STATED TASK | Find each line containing the string "values". Copy it.

DATASET ROWS |
====================

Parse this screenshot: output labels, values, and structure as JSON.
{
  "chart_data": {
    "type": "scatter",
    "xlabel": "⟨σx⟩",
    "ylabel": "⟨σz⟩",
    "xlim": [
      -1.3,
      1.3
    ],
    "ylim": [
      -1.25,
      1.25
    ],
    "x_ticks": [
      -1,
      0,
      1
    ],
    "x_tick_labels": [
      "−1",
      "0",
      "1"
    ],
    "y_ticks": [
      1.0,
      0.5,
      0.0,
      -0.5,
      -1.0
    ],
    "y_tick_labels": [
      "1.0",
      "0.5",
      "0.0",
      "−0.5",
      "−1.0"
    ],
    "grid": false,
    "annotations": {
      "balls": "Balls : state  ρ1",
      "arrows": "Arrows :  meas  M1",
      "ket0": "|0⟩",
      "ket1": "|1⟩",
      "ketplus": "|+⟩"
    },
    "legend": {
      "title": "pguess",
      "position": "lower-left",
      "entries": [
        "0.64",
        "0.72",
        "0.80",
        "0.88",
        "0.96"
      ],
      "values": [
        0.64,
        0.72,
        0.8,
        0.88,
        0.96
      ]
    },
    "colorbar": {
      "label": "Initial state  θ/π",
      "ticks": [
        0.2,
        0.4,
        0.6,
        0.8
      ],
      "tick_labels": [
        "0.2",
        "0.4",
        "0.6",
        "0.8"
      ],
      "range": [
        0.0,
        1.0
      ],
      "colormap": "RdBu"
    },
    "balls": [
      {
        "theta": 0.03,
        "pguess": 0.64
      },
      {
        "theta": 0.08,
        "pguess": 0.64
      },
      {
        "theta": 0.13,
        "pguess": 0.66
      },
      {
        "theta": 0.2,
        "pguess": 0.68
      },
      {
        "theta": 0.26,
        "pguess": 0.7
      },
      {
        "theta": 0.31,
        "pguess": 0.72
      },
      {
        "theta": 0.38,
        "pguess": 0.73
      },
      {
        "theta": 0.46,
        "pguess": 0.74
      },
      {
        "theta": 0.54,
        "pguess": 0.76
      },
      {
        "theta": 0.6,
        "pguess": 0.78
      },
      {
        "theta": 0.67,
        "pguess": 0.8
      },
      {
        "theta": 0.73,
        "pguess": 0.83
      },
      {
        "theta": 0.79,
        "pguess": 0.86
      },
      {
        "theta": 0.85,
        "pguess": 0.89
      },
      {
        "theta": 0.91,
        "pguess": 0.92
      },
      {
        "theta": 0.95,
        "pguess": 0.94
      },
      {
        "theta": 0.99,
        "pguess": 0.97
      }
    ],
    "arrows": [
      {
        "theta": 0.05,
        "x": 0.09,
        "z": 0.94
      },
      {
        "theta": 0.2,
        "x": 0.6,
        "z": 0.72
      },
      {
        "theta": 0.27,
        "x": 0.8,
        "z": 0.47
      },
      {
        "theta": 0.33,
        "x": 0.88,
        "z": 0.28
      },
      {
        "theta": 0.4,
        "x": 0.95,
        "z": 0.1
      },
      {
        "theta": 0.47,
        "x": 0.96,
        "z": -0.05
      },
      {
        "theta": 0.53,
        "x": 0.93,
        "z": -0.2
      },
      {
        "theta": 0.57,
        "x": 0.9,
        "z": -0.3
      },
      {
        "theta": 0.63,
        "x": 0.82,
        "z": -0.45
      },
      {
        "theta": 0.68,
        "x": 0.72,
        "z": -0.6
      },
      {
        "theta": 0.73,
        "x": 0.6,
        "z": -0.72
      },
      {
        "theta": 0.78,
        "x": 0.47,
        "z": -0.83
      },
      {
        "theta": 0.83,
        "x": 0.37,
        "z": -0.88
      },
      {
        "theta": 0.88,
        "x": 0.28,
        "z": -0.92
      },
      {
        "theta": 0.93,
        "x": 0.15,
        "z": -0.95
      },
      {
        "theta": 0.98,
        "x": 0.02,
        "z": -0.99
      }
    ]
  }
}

====================

FINISHED TASK |
Parse this screenshot: output labels, values, and structure as JSON.
      "values": [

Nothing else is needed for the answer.